- [Problem]: Of the lines in the entries, how many hold the word "right"? Give that number alone.

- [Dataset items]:

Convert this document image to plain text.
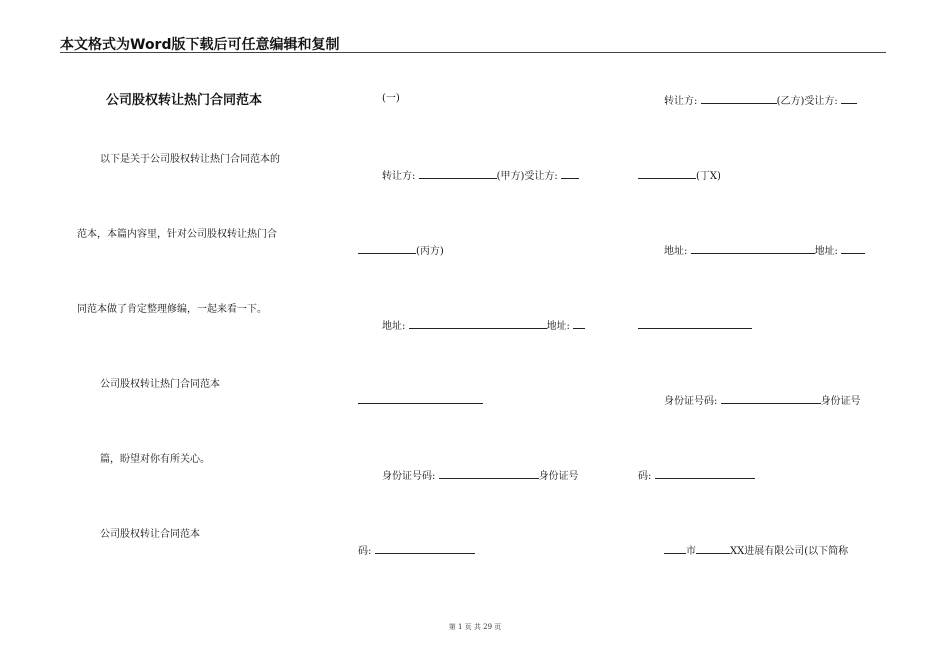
本文格式为Word版下载后可任意编辑和复制
公司股权转让热门合同范本
以下是关于公司股权转让热门合同范本的
范本，本篇内容里，针对公司股权转让热门合
同范本做了肯定整理修编，一起来看一下。
公司股权转让热门合同范本
篇，盼望对你有所关心。
公司股权转让合同范本
(一)
转让方:	(甲方)受让方:
(丙方)
地址:	地址:
身份证号码:	身份证号
码:
转让方:	(乙方)受让方:
(丁X)
地址:	地址:
身份证号码:	身份证号
码:
市	XX进展有限公司(以下简称
第 1 页 共 29 页
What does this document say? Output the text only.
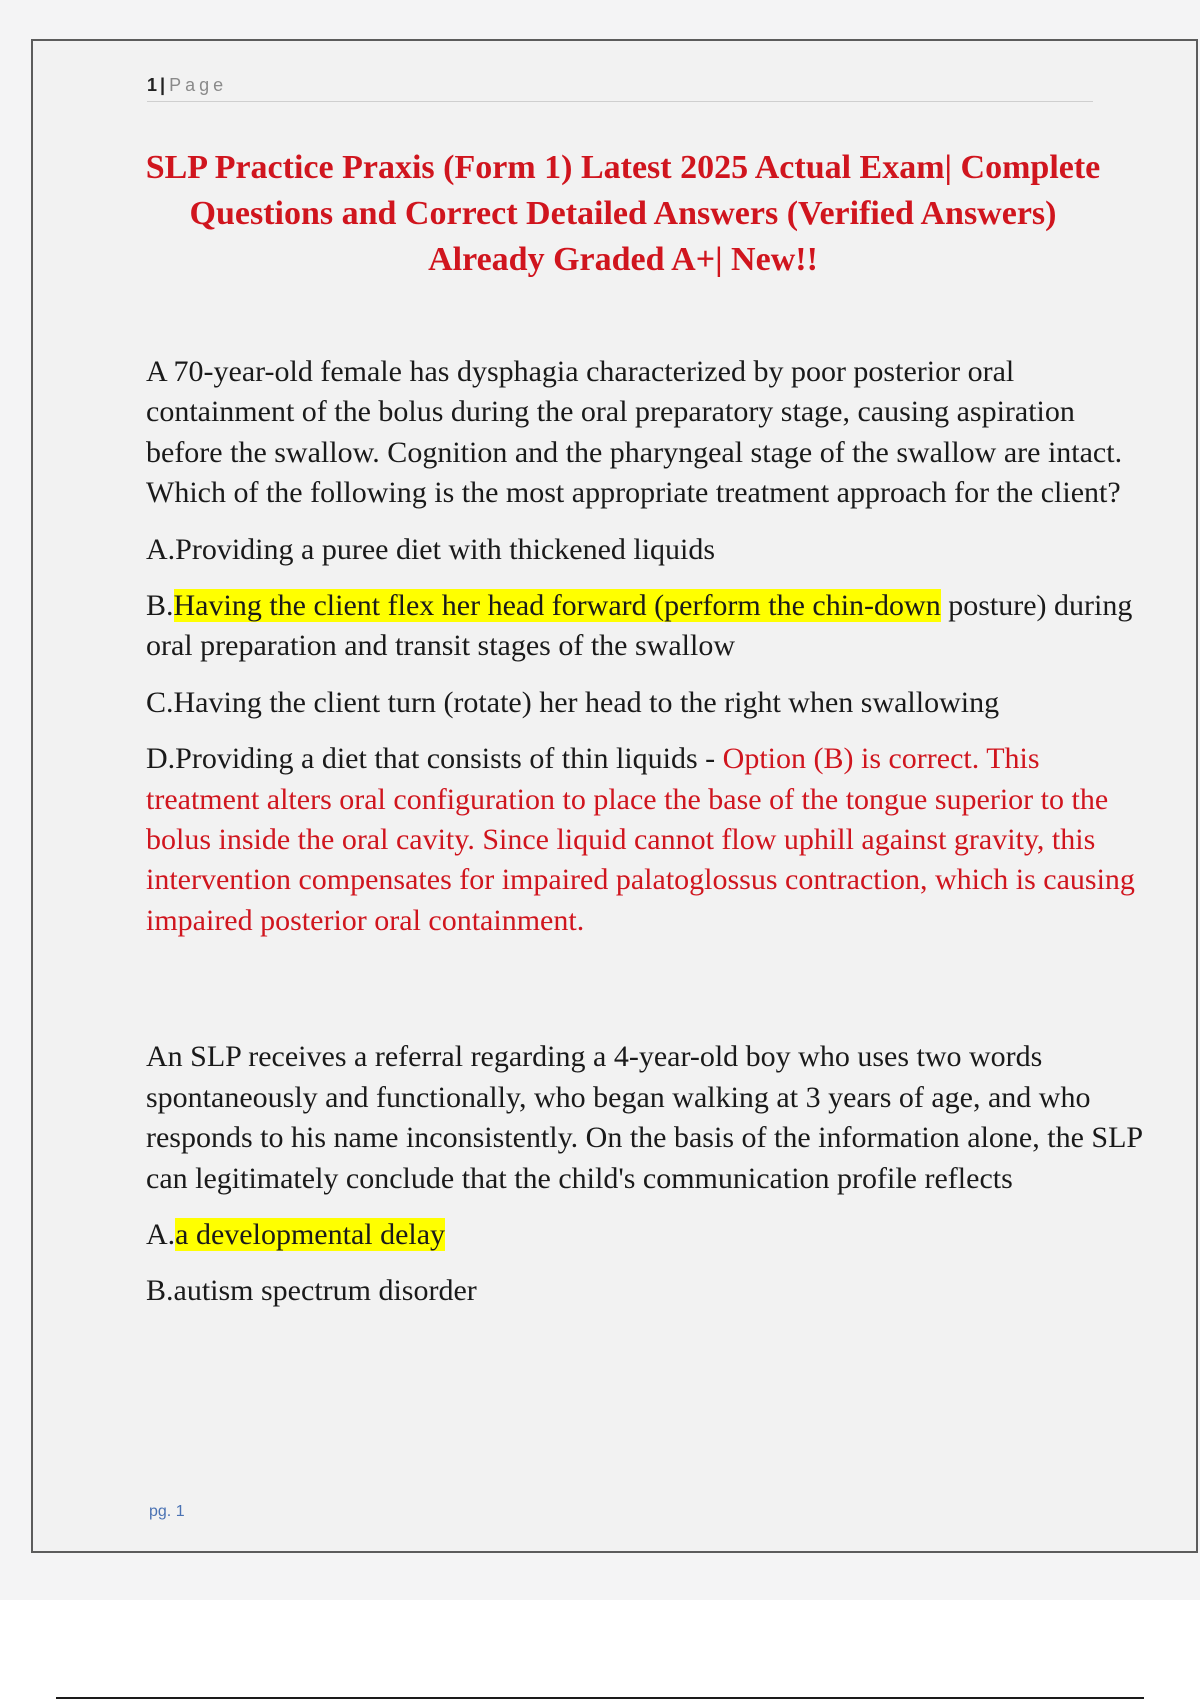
1 | Page
SLP Practice Praxis (Form 1) Latest 2025 Actual Exam| Complete Questions and Correct Detailed Answers (Verified Answers) Already Graded A+| New!!

A 70-year-old female has dysphagia characterized by poor posterior oral containment of the bolus during the oral preparatory stage, causing aspiration before the swallow. Cognition and the pharyngeal stage of the swallow are intact. Which of the following is the most appropriate treatment approach for the client?

A.Providing a puree diet with thickened liquids

B.Having the client flex her head forward (perform the chin-down posture) during oral preparation and transit stages of the swallow

C.Having the client turn (rotate) her head to the right when swallowing

D.Providing a diet that consists of thin liquids - Option (B) is correct. This treatment alters oral configuration to place the base of the tongue superior to the bolus inside the oral cavity. Since liquid cannot flow uphill against gravity, this intervention compensates for impaired palatoglossus contraction, which is causing impaired posterior oral containment.

An SLP receives a referral regarding a 4-year-old boy who uses two words spontaneously and functionally, who began walking at 3 years of age, and who responds to his name inconsistently. On the basis of the information alone, the SLP can legitimately conclude that the child's communication profile reflects

A.a developmental delay

B.autism spectrum disorder

pg. 1
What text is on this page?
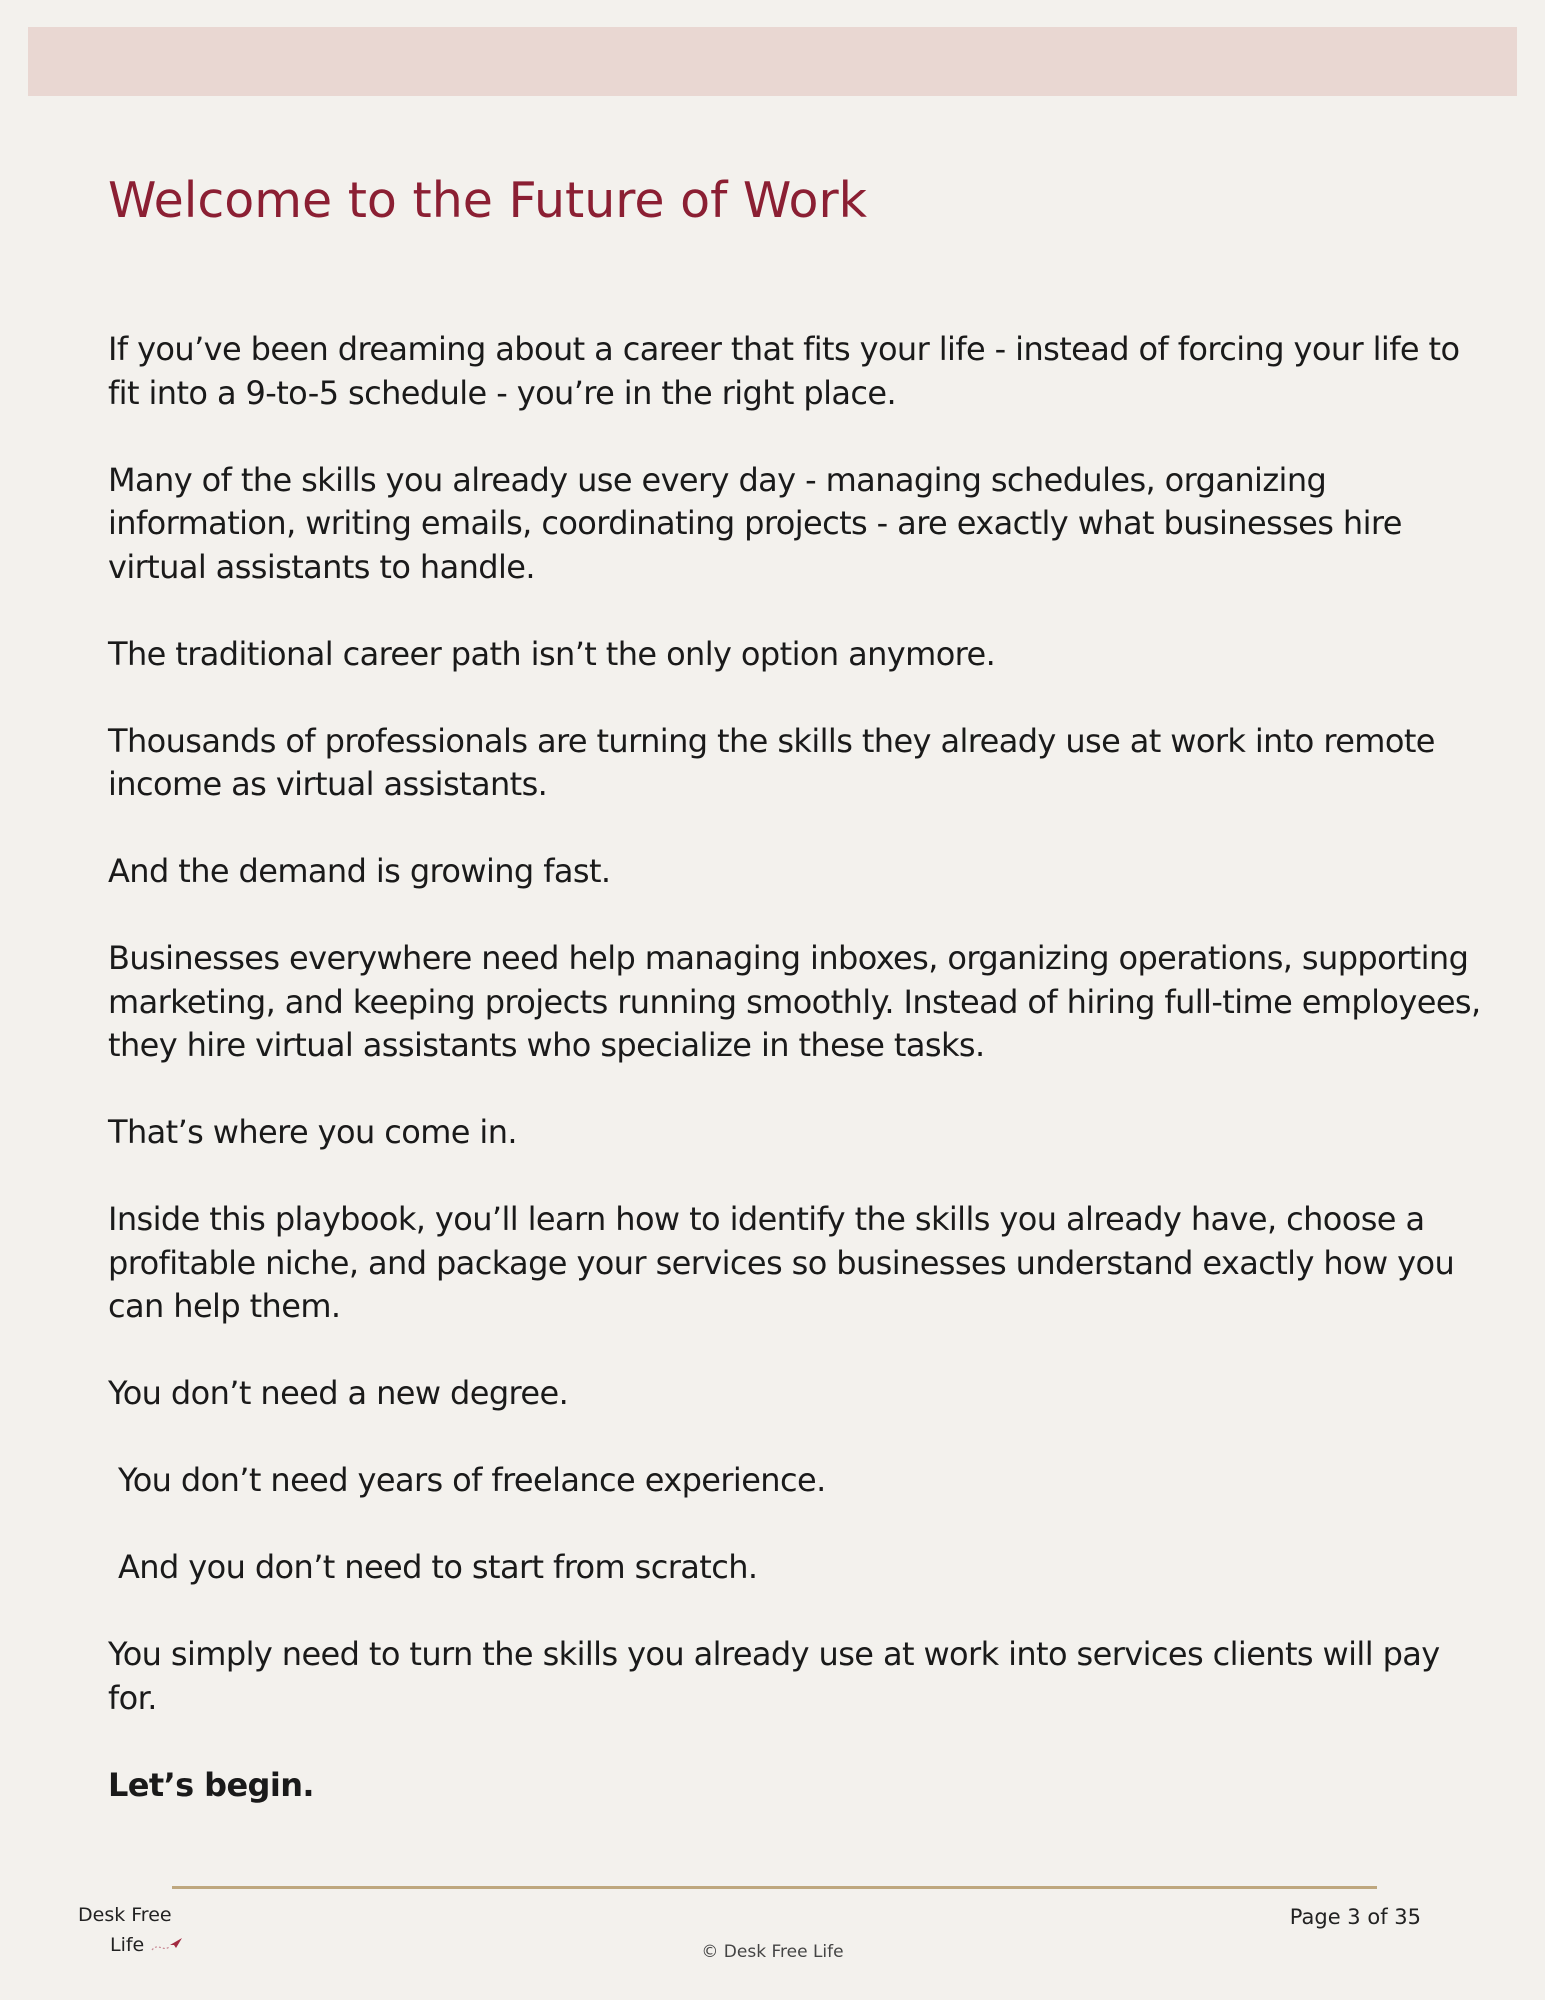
Welcome to the Future of Work

If you’ve been dreaming about a career that fits your life - instead of forcing your life to fit into a 9-to-5 schedule - you’re in the right place.

Many of the skills you already use every day - managing schedules, organizing information, writing emails, coordinating projects - are exactly what businesses hire virtual assistants to handle.

The traditional career path isn’t the only option anymore.

Thousands of professionals are turning the skills they already use at work into remote income as virtual assistants.

And the demand is growing fast.

Businesses everywhere need help managing inboxes, organizing operations, supporting marketing, and keeping projects running smoothly. Instead of hiring full-time employees, they hire virtual assistants who specialize in these tasks.

That’s where you come in.

Inside this playbook, you’ll learn how to identify the skills you already have, choose a profitable niche, and package your services so businesses understand exactly how you can help them.

You don’t need a new degree.

You don’t need years of freelance experience.

And you don’t need to start from scratch.

You simply need to turn the skills you already use at work into services clients will pay for.

Let’s begin.

Desk Free
Life
Page 3 of 35
© Desk Free Life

- [Expected answer]: 2